Stated task - Pictures do not belong in the copy; restate the records below word for word.
-=-=-
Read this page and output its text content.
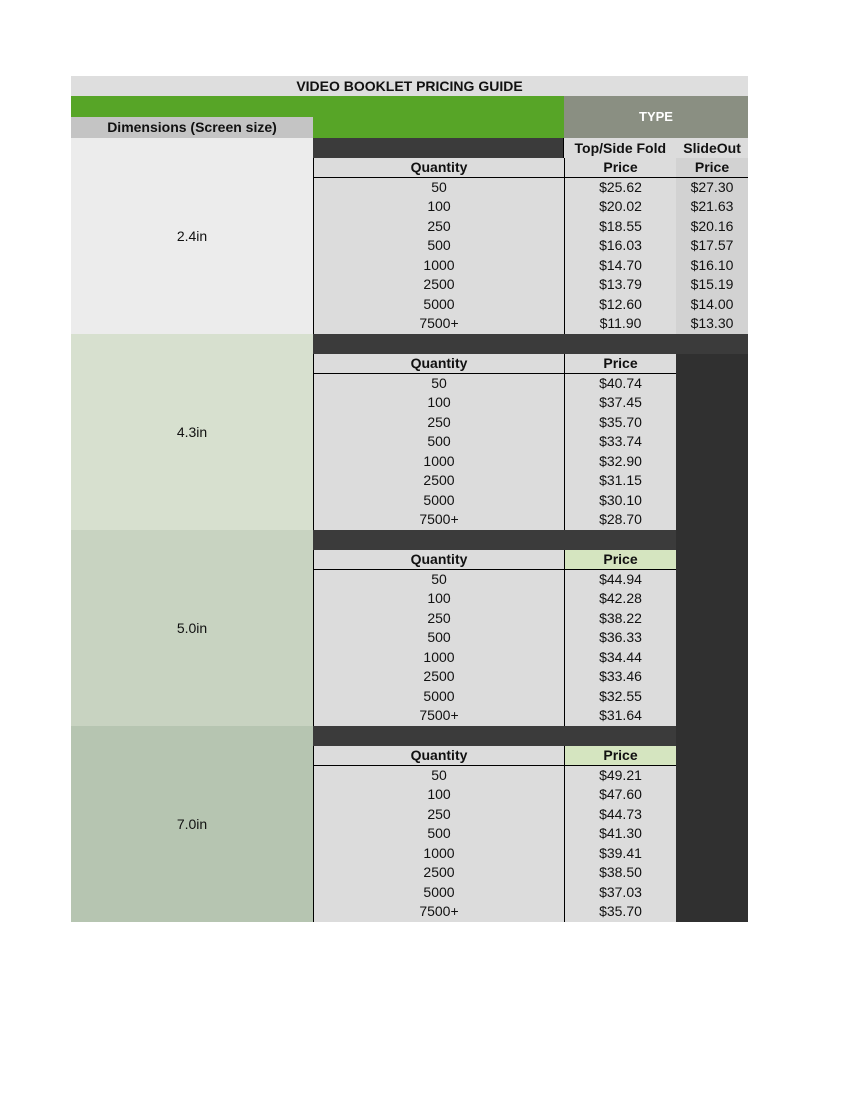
VIDEO BOOKLET PRICING GUIDE
Dimensions (Screen size)
TYPE
2.4in
Top/Side Fold	SlideOut
Quantity	Price	Price
50	$25.62	$27.30
100	$20.02	$21.63
250	$18.55	$20.16
500	$16.03	$17.57
1000	$14.70	$16.10
2500	$13.79	$15.19
5000	$12.60	$14.00
7500+	$11.90	$13.30
4.3in
Quantity	Price
50	$40.74
100	$37.45
250	$35.70
500	$33.74
1000	$32.90
2500	$31.15
5000	$30.10
7500+	$28.70
5.0in
Quantity	Price
50	$44.94
100	$42.28
250	$38.22
500	$36.33
1000	$34.44
2500	$33.46
5000	$32.55
7500+	$31.64
7.0in
Quantity	Price
50	$49.21
100	$47.60
250	$44.73
500	$41.30
1000	$39.41
2500	$38.50
5000	$37.03
7500+	$35.70
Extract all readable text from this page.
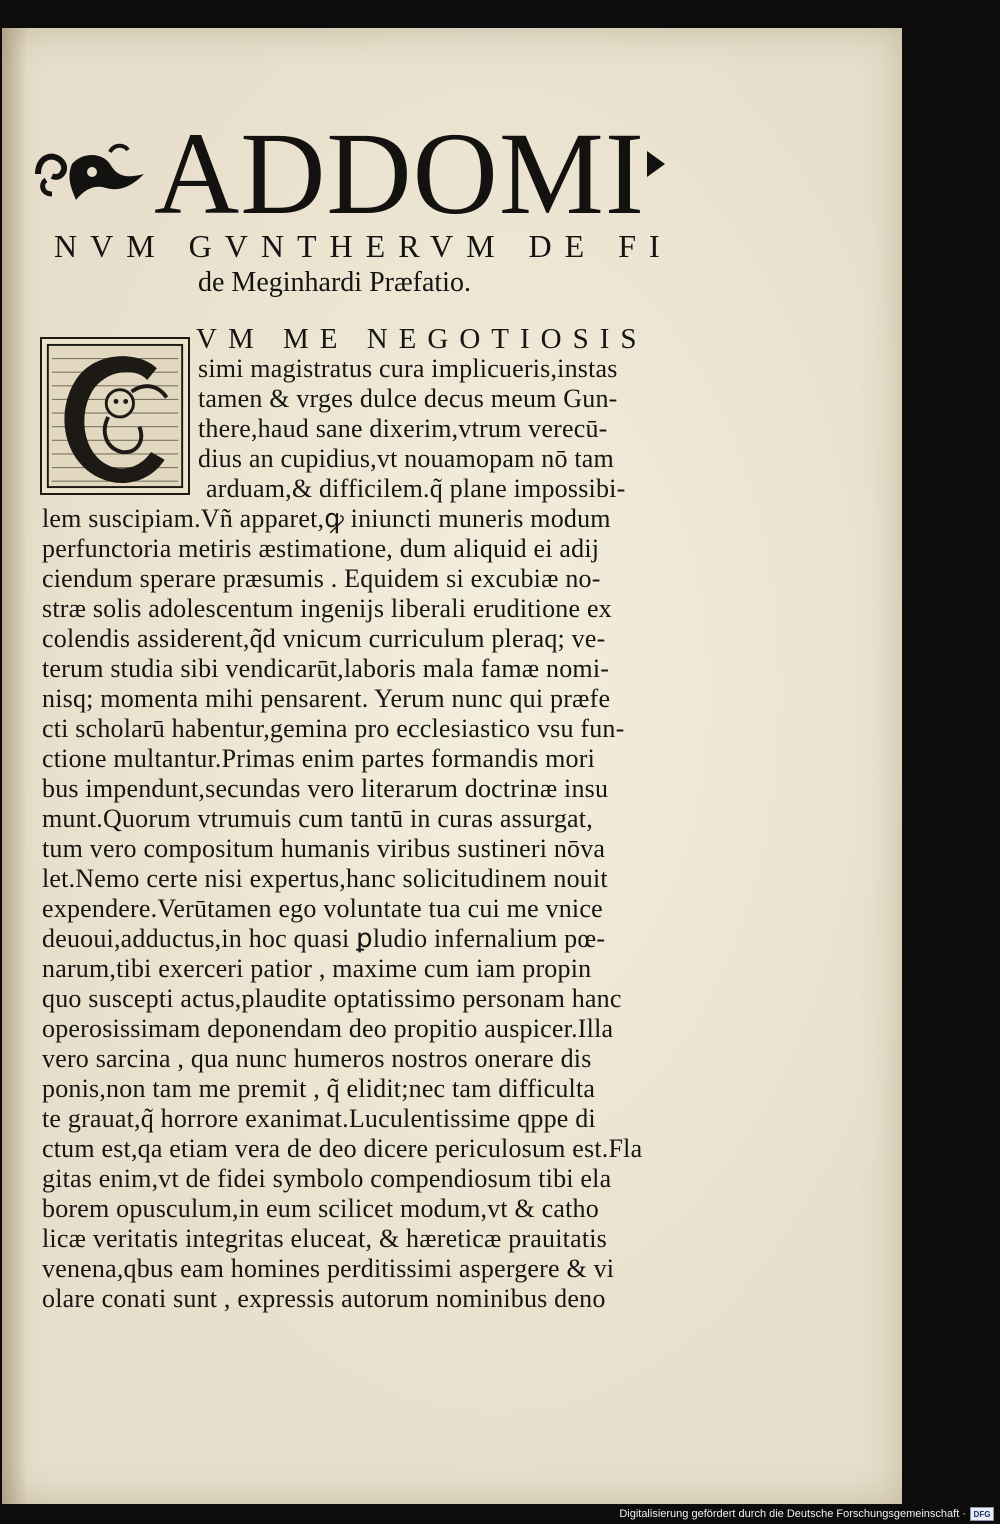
ADDOMI
NVM GVNTHERVM DE FI
de Meginhardi Præfatio.
VM ME NEGOTIOSIS
simi magistratus cura implicueris,instas
tamen & vrges dulce decus meum Gun-
there,haud sane dixerim,vtrum verecū-
dius an cupidius,vt nouamopam nō tam
arduam,& difficilem.q̃ plane impossibi-
lem suscipiam.Vñ apparet,ꝙ iniuncti muneris modum
perfunctoria metiris æstimatione, dum aliquid ei adij
ciendum sperare præsumis . Equidem si excubiæ no-
stræ solis adolescentum ingenijs liberali eruditione ex
colendis assiderent,q̃d vnicum curriculum pleraq; ve-
terum studia sibi vendicarūt,laboris mala famæ nomi-
nisq; momenta mihi pensarent. Yerum nunc qui præfe
cti scholarū habentur,gemina pro ecclesiastico vsu fun-
ctione multantur.Primas enim partes formandis mori
bus impendunt,secundas vero literarum doctrinæ insu
munt.Quorum vtrumuis cum tantū in curas assurgat,
tum vero compositum humanis viribus sustineri nōva
let.Nemo certe nisi expertus,hanc solicitudinem nouit
expendere.Verūtamen ego voluntate tua cui me vnice
deuoui,adductus,in hoc quasi ꝑludio infernalium pœ-
narum,tibi exerceri patior , maxime cum iam propin
quo suscepti actus,plaudite optatissimo personam hanc
operosissimam deponendam deo propitio auspicer.Illa
vero sarcina , qua nunc humeros nostros onerare dis
ponis,non tam me premit , q̃ elidit;nec tam difficulta
te grauat,q̃ horrore exanimat.Luculentissime qppe di
ctum est,qa etiam vera de deo dicere periculosum est.Fla
gitas enim,vt de fidei symbolo compendiosum tibi ela
borem opusculum,in eum scilicet modum,vt & catho
licæ veritatis integritas eluceat, & hæreticæ prauitatis
venena,qbus eam homines perditissimi aspergere & vi
olare conati sunt , expressis autorum nominibus deno
Digitalisierung gefördert durch die Deutsche Forschungsgemeinschaft · DFG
-=-=-
Written answer -
Read this page and output its text content.
VIDEO BOOKLET PRICING GUIDE
Dimensions (Screen size)
TYPE
2.4in
Top/Side Fold	SlideOut
Quantity	Price	Price
50	$25.62	$27.30
100	$20.02	$21.63
250	$18.55	$20.16
500	$16.03	$17.57
1000	$14.70	$16.10
2500	$13.79	$15.19
5000	$12.60	$14.00
7500+	$11.90	$13.30
4.3in
Quantity	Price
50	$40.74
100	$37.45
250	$35.70
500	$33.74
1000	$32.90
2500	$31.15
5000	$30.10
7500+	$28.70
5.0in
Quantity	Price
50	$44.94
100	$42.28
250	$38.22
500	$36.33
1000	$34.44
2500	$33.46
5000	$32.55
7500+	$31.64
7.0in
Quantity	Price
50	$49.21
100	$47.60
250	$44.73
500	$41.30
1000	$39.41
2500	$38.50
5000	$37.03
7500+	$35.70
Extract all readable text from this page.
ADDOMI
NVM GVNTHERVM DE FI
de Meginhardi Præfatio.
VM ME NEGOTIOSIS
simi magistratus cura implicueris,instas
tamen & vrges dulce decus meum Gun-
there,haud sane dixerim,vtrum verecū-
dius an cupidius,vt nouamopam nō tam
arduam,& difficilem.q̃ plane impossibi-
lem suscipiam.Vñ apparet,ꝙ iniuncti muneris modum
perfunctoria metiris æstimatione, dum aliquid ei adij
ciendum sperare præsumis . Equidem si excubiæ no-
stræ solis adolescentum ingenijs liberali eruditione ex
colendis assiderent,q̃d vnicum curriculum pleraq; ve-
terum studia sibi vendicarūt,laboris mala famæ nomi-
nisq; momenta mihi pensarent. Yerum nunc qui præfe
cti scholarū habentur,gemina pro ecclesiastico vsu fun-
ctione multantur.Primas enim partes formandis mori
bus impendunt,secundas vero literarum doctrinæ insu
munt.Quorum vtrumuis cum tantū in curas assurgat,
tum vero compositum humanis viribus sustineri nōva
let.Nemo certe nisi expertus,hanc solicitudinem nouit
expendere.Verūtamen ego voluntate tua cui me vnice
deuoui,adductus,in hoc quasi ꝑludio infernalium pœ-
narum,tibi exerceri patior , maxime cum iam propin
quo suscepti actus,plaudite optatissimo personam hanc
operosissimam deponendam deo propitio auspicer.Illa
vero sarcina , qua nunc humeros nostros onerare dis
ponis,non tam me premit , q̃ elidit;nec tam difficulta
te grauat,q̃ horrore exanimat.Luculentissime qppe di
ctum est,qa etiam vera de deo dicere periculosum est.Fla
gitas enim,vt de fidei symbolo compendiosum tibi ela
borem opusculum,in eum scilicet modum,vt & catho
licæ veritatis integritas eluceat, & hæreticæ prauitatis
venena,qbus eam homines perditissimi aspergere & vi
olare conati sunt , expressis autorum nominibus deno
Digitalisierung gefördert durch die Deutsche Forschungsgemeinschaft · DFG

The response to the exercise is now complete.